GIVEN RECORDS

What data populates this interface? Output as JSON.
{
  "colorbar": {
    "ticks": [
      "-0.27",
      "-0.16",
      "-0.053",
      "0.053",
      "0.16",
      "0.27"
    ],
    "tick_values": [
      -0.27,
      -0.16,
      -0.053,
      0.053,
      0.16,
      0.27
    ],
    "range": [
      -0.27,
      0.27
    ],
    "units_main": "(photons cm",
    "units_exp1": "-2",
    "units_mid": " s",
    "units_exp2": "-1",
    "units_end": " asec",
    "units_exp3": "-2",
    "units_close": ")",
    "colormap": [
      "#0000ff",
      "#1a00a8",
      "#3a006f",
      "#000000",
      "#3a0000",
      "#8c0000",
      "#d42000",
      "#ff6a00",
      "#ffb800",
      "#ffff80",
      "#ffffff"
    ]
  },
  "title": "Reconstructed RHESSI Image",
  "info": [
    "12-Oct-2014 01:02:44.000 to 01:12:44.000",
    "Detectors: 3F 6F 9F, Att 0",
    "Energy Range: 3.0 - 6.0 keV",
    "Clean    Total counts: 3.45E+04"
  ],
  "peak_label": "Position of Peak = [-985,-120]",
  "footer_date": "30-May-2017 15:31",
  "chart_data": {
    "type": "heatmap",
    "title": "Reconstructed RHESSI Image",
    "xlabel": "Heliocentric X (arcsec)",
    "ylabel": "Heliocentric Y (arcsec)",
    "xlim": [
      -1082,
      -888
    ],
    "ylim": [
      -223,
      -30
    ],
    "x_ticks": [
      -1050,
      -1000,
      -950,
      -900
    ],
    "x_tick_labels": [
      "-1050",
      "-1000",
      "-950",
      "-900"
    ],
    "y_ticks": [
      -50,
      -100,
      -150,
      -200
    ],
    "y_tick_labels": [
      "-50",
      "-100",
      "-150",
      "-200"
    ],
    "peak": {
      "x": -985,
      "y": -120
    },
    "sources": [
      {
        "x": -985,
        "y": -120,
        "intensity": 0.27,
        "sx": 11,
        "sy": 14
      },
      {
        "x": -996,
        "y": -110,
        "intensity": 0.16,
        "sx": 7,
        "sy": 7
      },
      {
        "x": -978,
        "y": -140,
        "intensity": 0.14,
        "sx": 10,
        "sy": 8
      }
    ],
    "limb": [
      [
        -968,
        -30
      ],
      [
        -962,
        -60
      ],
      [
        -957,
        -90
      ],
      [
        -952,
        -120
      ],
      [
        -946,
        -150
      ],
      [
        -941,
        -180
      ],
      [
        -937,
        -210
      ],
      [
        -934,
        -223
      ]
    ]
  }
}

SHORT PROBLEM
Pick out every line holding the string "Heliocentric" and return it.

RESULT OF THE TASK
    "xlabel": "Heliocentric X (arcsec)",
    "ylabel": "Heliocentric Y (arcsec)",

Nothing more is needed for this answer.